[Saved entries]
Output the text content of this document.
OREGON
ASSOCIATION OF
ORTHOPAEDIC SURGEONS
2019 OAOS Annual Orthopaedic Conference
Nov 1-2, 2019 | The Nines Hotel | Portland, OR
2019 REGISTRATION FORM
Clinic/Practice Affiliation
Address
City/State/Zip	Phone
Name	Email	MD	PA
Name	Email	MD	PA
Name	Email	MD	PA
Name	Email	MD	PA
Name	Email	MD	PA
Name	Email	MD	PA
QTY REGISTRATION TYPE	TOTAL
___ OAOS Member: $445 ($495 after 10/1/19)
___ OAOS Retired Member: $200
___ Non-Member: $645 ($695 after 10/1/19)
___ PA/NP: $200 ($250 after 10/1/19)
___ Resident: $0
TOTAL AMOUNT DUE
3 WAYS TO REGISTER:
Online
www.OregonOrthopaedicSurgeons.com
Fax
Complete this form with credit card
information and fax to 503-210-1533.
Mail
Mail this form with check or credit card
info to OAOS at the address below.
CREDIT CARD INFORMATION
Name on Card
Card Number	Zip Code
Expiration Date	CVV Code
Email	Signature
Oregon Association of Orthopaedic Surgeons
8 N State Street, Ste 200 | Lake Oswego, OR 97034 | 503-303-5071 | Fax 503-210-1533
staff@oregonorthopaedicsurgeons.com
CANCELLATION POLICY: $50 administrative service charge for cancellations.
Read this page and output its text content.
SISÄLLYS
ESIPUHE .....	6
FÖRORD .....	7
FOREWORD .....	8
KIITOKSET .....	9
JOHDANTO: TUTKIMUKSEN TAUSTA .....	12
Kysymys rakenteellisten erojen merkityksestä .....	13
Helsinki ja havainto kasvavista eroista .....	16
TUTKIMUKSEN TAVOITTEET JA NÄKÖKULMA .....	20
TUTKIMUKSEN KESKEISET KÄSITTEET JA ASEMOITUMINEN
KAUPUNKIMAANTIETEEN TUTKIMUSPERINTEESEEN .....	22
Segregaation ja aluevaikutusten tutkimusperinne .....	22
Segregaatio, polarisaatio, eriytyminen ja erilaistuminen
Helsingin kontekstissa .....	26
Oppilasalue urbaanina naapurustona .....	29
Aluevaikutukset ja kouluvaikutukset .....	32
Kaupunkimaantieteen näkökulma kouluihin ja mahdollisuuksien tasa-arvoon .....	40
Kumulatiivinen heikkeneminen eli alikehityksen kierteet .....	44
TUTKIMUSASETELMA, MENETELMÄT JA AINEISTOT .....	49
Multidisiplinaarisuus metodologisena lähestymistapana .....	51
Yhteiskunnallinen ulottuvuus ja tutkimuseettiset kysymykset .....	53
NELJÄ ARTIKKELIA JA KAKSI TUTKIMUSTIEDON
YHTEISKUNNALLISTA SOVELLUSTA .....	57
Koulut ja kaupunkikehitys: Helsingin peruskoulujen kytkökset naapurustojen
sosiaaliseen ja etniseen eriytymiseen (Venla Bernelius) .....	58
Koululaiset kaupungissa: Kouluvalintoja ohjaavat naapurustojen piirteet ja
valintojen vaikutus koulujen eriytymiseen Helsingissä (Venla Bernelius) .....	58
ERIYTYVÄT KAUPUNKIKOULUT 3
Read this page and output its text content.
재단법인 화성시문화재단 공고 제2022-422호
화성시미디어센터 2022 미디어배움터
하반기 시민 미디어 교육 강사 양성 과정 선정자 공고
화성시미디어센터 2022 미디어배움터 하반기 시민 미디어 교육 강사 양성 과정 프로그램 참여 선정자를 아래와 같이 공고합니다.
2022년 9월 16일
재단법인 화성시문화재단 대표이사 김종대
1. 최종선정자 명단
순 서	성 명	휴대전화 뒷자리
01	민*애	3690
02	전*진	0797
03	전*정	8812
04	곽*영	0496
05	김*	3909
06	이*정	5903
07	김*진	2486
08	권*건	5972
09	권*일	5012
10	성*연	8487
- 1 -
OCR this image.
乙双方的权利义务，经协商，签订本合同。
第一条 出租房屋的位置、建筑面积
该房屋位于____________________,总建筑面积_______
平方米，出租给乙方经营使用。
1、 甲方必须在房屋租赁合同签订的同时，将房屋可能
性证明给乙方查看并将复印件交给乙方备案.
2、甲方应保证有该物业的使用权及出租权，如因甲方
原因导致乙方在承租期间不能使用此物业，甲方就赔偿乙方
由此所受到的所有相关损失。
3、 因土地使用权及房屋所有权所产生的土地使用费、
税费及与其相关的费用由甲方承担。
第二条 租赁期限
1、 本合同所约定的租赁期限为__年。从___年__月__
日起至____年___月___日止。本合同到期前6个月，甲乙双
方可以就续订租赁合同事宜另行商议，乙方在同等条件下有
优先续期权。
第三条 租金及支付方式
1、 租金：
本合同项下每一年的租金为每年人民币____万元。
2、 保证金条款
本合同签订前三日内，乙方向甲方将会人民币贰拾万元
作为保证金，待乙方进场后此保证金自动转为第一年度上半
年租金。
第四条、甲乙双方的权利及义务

EXERCISE DESCRIPTION
Print every record above exactly as written.

ANSWER IN FULL
Output the text content of this document.
OREGON
ASSOCIATION OF
ORTHOPAEDIC SURGEONS
2019 OAOS Annual Orthopaedic Conference
Nov 1-2, 2019 | The Nines Hotel | Portland, OR
2019 REGISTRATION FORM
Clinic/Practice Affiliation
Address
City/State/Zip	Phone
Name	Email	MD	PA
Name	Email	MD	PA
Name	Email	MD	PA
Name	Email	MD	PA
Name	Email	MD	PA
Name	Email	MD	PA
QTY REGISTRATION TYPE	TOTAL
___ OAOS Member: $445 ($495 after 10/1/19)
___ OAOS Retired Member: $200
___ Non-Member: $645 ($695 after 10/1/19)
___ PA/NP: $200 ($250 after 10/1/19)
___ Resident: $0
TOTAL AMOUNT DUE
3 WAYS TO REGISTER:
Online
www.OregonOrthopaedicSurgeons.com
Fax
Complete this form with credit card
information and fax to 503-210-1533.
Mail
Mail this form with check or credit card
info to OAOS at the address below.
CREDIT CARD INFORMATION
Name on Card
Card Number	Zip Code
Expiration Date	CVV Code
Email	Signature
Oregon Association of Orthopaedic Surgeons
8 N State Street, Ste 200 | Lake Oswego, OR 97034 | 503-303-5071 | Fax 503-210-1533
staff@oregonorthopaedicsurgeons.com
CANCELLATION POLICY: $50 administrative service charge for cancellations.
Read this page and output its text content.
SISÄLLYS
ESIPUHE .....	6
FÖRORD .....	7
FOREWORD .....	8
KIITOKSET .....	9
JOHDANTO: TUTKIMUKSEN TAUSTA .....	12
Kysymys rakenteellisten erojen merkityksestä .....	13
Helsinki ja havainto kasvavista eroista .....	16
TUTKIMUKSEN TAVOITTEET JA NÄKÖKULMA .....	20
TUTKIMUKSEN KESKEISET KÄSITTEET JA ASEMOITUMINEN
KAUPUNKIMAANTIETEEN TUTKIMUSPERINTEESEEN .....	22
Segregaation ja aluevaikutusten tutkimusperinne .....	22
Segregaatio, polarisaatio, eriytyminen ja erilaistuminen
Helsingin kontekstissa .....	26
Oppilasalue urbaanina naapurustona .....	29
Aluevaikutukset ja kouluvaikutukset .....	32
Kaupunkimaantieteen näkökulma kouluihin ja mahdollisuuksien tasa-arvoon .....	40
Kumulatiivinen heikkeneminen eli alikehityksen kierteet .....	44
TUTKIMUSASETELMA, MENETELMÄT JA AINEISTOT .....	49
Multidisiplinaarisuus metodologisena lähestymistapana .....	51
Yhteiskunnallinen ulottuvuus ja tutkimuseettiset kysymykset .....	53
NELJÄ ARTIKKELIA JA KAKSI TUTKIMUSTIEDON
YHTEISKUNNALLISTA SOVELLUSTA .....	57
Koulut ja kaupunkikehitys: Helsingin peruskoulujen kytkökset naapurustojen
sosiaaliseen ja etniseen eriytymiseen (Venla Bernelius) .....	58
Koululaiset kaupungissa: Kouluvalintoja ohjaavat naapurustojen piirteet ja
valintojen vaikutus koulujen eriytymiseen Helsingissä (Venla Bernelius) .....	58
ERIYTYVÄT KAUPUNKIKOULUT 3
Read this page and output its text content.
재단법인 화성시문화재단 공고 제2022-422호
화성시미디어센터 2022 미디어배움터
하반기 시민 미디어 교육 강사 양성 과정 선정자 공고
화성시미디어센터 2022 미디어배움터 하반기 시민 미디어 교육 강사 양성 과정 프로그램 참여 선정자를 아래와 같이 공고합니다.
2022년 9월 16일
재단법인 화성시문화재단 대표이사 김종대
1. 최종선정자 명단
순 서	성 명	휴대전화 뒷자리
01	민*애	3690
02	전*진	0797
03	전*정	8812
04	곽*영	0496
05	김*	3909
06	이*정	5903
07	김*진	2486
08	권*건	5972
09	권*일	5012
10	성*연	8487
- 1 -
OCR this image.
乙双方的权利义务，经协商，签订本合同。
第一条 出租房屋的位置、建筑面积
该房屋位于____________________,总建筑面积_______
平方米，出租给乙方经营使用。
1、 甲方必须在房屋租赁合同签订的同时，将房屋可能
性证明给乙方查看并将复印件交给乙方备案.
2、甲方应保证有该物业的使用权及出租权，如因甲方
原因导致乙方在承租期间不能使用此物业，甲方就赔偿乙方
由此所受到的所有相关损失。
3、 因土地使用权及房屋所有权所产生的土地使用费、
税费及与其相关的费用由甲方承担。
第二条 租赁期限
1、 本合同所约定的租赁期限为__年。从___年__月__
日起至____年___月___日止。本合同到期前6个月，甲乙双
方可以就续订租赁合同事宜另行商议，乙方在同等条件下有
优先续期权。
第三条 租金及支付方式
1、 租金：
本合同项下每一年的租金为每年人民币____万元。
2、 保证金条款
本合同签订前三日内，乙方向甲方将会人民币贰拾万元
作为保证金，待乙方进场后此保证金自动转为第一年度上半
年租金。
第四条、甲乙双方的权利及义务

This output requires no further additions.